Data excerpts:

··········

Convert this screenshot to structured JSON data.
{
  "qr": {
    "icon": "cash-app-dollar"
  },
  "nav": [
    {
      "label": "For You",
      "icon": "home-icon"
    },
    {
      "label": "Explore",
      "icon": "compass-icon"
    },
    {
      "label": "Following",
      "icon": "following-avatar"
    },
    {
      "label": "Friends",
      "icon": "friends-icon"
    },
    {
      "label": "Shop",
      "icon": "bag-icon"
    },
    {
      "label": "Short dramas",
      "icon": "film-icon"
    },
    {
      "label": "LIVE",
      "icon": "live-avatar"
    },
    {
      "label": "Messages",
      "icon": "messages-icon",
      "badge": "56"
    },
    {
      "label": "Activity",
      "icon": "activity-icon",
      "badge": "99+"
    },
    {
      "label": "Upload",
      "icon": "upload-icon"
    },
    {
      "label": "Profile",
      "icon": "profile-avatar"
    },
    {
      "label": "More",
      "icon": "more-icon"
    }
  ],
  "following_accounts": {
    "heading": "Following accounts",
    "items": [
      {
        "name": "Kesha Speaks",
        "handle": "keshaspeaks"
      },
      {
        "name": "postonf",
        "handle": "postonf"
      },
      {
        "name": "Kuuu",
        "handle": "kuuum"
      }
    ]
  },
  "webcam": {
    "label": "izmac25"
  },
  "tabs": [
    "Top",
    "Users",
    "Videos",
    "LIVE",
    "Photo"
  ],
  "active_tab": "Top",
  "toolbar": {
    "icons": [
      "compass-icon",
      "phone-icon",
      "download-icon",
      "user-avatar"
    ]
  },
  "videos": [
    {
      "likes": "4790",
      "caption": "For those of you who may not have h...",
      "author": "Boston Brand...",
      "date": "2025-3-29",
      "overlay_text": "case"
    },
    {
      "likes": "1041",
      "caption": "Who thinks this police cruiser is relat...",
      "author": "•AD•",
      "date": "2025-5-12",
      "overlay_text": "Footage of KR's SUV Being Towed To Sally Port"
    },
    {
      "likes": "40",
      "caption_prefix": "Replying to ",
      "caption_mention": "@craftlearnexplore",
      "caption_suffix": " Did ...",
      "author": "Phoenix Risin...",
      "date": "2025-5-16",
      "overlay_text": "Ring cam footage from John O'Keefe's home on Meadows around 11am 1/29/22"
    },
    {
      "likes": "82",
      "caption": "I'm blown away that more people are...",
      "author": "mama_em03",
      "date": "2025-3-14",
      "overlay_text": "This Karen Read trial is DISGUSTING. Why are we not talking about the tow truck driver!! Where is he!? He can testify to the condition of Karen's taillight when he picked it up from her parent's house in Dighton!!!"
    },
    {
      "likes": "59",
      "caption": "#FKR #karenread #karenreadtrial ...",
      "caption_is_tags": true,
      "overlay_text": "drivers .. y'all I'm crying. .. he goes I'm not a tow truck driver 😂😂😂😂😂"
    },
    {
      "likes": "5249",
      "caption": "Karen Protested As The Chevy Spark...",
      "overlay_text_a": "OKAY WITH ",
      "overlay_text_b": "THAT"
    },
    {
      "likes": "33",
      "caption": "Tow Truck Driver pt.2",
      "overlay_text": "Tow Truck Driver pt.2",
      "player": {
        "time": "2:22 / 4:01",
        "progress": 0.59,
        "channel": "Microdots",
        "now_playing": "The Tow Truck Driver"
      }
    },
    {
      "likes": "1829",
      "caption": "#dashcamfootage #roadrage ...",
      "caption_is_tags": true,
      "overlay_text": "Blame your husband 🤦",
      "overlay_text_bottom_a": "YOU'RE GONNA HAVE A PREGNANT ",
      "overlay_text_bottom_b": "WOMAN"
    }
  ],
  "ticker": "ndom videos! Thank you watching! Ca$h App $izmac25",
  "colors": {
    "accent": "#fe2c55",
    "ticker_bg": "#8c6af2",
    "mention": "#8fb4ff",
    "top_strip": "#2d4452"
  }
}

··········

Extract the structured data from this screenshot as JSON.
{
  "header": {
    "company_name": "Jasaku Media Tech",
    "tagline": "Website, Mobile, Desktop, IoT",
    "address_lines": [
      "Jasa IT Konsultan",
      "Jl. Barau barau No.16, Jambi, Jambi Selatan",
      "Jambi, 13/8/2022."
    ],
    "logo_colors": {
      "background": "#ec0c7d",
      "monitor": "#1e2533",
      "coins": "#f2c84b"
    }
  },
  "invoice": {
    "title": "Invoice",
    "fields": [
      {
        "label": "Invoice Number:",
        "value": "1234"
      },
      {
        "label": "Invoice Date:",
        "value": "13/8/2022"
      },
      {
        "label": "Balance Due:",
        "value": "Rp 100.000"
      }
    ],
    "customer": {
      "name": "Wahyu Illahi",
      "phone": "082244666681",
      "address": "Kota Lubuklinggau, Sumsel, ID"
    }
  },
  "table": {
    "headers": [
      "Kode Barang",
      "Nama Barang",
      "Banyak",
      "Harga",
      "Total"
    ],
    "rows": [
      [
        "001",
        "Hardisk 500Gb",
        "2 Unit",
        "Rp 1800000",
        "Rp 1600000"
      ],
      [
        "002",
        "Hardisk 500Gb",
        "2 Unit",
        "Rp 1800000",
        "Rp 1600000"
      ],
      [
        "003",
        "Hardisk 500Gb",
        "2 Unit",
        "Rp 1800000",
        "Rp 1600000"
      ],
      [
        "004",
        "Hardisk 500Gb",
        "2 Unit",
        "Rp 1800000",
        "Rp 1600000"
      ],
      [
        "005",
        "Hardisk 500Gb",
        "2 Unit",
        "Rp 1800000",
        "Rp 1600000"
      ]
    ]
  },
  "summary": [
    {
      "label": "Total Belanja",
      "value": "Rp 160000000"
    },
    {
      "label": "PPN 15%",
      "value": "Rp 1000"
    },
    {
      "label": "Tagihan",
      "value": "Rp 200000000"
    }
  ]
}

··········

Task:
List all lines above in which the string "value" appears.

Finished task:
        "value": "1234"
        "value": "13/8/2022"
        "value": "Rp 100.000"
      "value": "Rp 160000000"
      "value": "Rp 1000"
      "value": "Rp 200000000"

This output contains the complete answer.